**THINGS TO DO**:
- A) Transcribe the passage of the political blog from "Today's Leadership Contest--In" up to and including "for the NDP.".
- B) List the headlines of all the dated posts in the political blog.
- C) Write the next part of the political blog, picking up after its last sentence.

-- START OF TEXT EXTRACT --

Saturday, February 26, 2011

Today's Leadership Contest--In a Nutshell

Christy Clark and Kevin Falcon are potentially polarizing figures who could split the Liberal anti-NDP coalition, with Clark encouraging the Conservative/Interior faction to think separation; and Falcon loosening up middle of the road liberals for the NDP.


Abbott and De Jong are a bit dull but will hold the centre.  As I said back on December 17, De Jong would probably make the best premier, but  (as I said back on November 28) Abbott is the best compromise choice.  Abbott is not only the 'insider' who is most distanced from Campbell and the HST, but is also the only candidate from the interior of the province, which held court under the Bennetts and has felt marginalized under the Liberals.


Clark is obviously the best (most colourful) media personality of the bunch, but you could have said the same of Bill Vander Zalm and Glen Clark.  She shares their automatic, egotistical quality--she cannot help being herself. And she lacks Campbell's business experience or industry and intellectual curiosity about policy, which means she wouldn't profit from the same long learning curve as Campbell, even if the electorate afforded her that opportunity (which it won't).

20 people in cabinet--not one supported Clark
12-13 women in caucus--not one supported Clark
47 people in the Liberal caucus--only one supported Clark (somebody named "Harry Bloy").

I still say, she will be a disaster as premier.  You read it here first.

Monday, February 21, 2011

The sad irony of Conservative personal attack ads

The early poll results from Globe-CTV News following the recent Conservative government blitz of negative personal attack ads have confirmed my worst fears: that audacious and disingenuous negative personal attack ads outside the confines of an election campaign have not been rejected as un-Canadian, but swallowed as completely as if we were a bunch of NASCAR-crazed FOX-TV addicts from Mississippi.

This is sad, not because Conservatives are again leading the Liberals, but because of why they are leading the Liberals.  It is because Mr. Igantieff's reputation has suffered, even though he has had no new scandals, and not because of the Tories' recent  policy announcements.

It is also ironic--because the message---that Mr. Ignatieff is somehow too American and too selfish for spending all that time at Harvard--- is too hypocritical to take seriously. Conservatives are not only succeeding in Americanizing our political discourse, they are painting the kettle black.

Tuesday, January 25, 2011

Adrian Dix Will be the next NDP Premier---Unfortunately

NDP leadership hopefuls were "surprised" when Adrian Dix caught them off guard by materializing a large number of ethnic block voters at the last minute before last week's deadline. Well I wasn't, because "surprsing" people is something of an Adrian Dix specialty. As I tried to warn people back on December 6 , Dix wasn't "mulling" a leadership bid, he was planning it. And one of the things he was planning was a secret block ethnic vote, to be sprung upon opponents at the last moment so that they could not respond in kind.

-- END OF TEXT EXTRACT --
-- START OF DATASET EXCERPT --

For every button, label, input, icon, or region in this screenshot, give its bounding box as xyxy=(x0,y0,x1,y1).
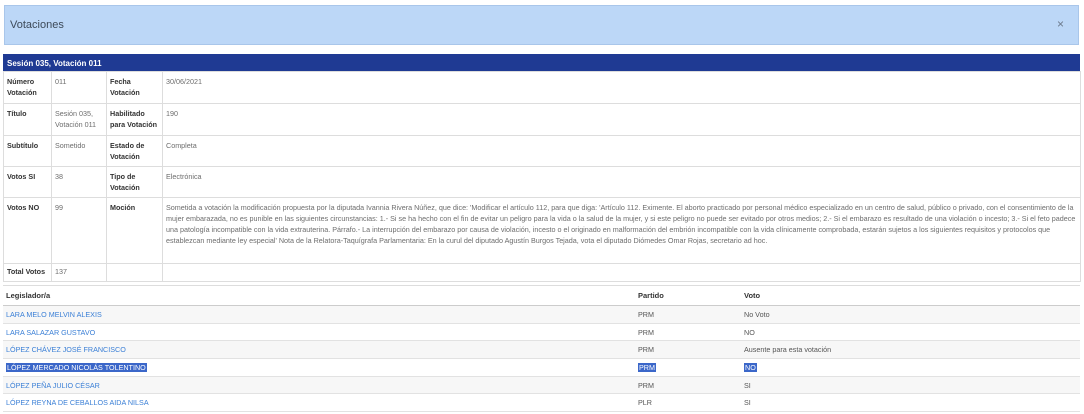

-- END OF DATASET EXCERPT --

**PER-TASK ANSWERS**:
- A)
Today's Leadership Contest--In a Nutshell

Christy Clark and Kevin Falcon are potentially polarizing figures who could split the Liberal anti-NDP coalition, with Clark encouraging the Conservative/Interior faction to think separation; and Falcon loosening up middle of the road liberals for the NDP.

- B)
Today's Leadership Contest--In a Nutshell
The sad irony of Conservative personal attack ads
Adrian Dix Will be the next NDP Premier---Unfortunately

- C)
His tactics reminded me of a passage in Auditor General George Morfitt's Report on the Fast Ferries, which noted that Glen Clark's Ministerial Assistant was already lining up contractors whiile Clark was Minister of Employment and Investment in 1994-95. That Ministerial Assistant was, of course, Adrian Dix. What he and Clark were doing  was ensuring that potential opponents of the scheme would be presented with a fait accompli before they had a chance to properly assess the program's merits.  All in the interest of "jobs" and "getting things done" of course, but it wasn't good public policy. And in his daily modus operandi as Principal Secretary, he routinely preferred the element of surprise to the enlightenment of dialogue.

Dix may have scored a tactical victory with his latest stunt, but in so doing he may have also revealed how little he has really changed.

Saturday, January 08, 2011

What Will Become of Gordon Campbell's Progressive Policy Legacies on FIrst Nations and Climate Change?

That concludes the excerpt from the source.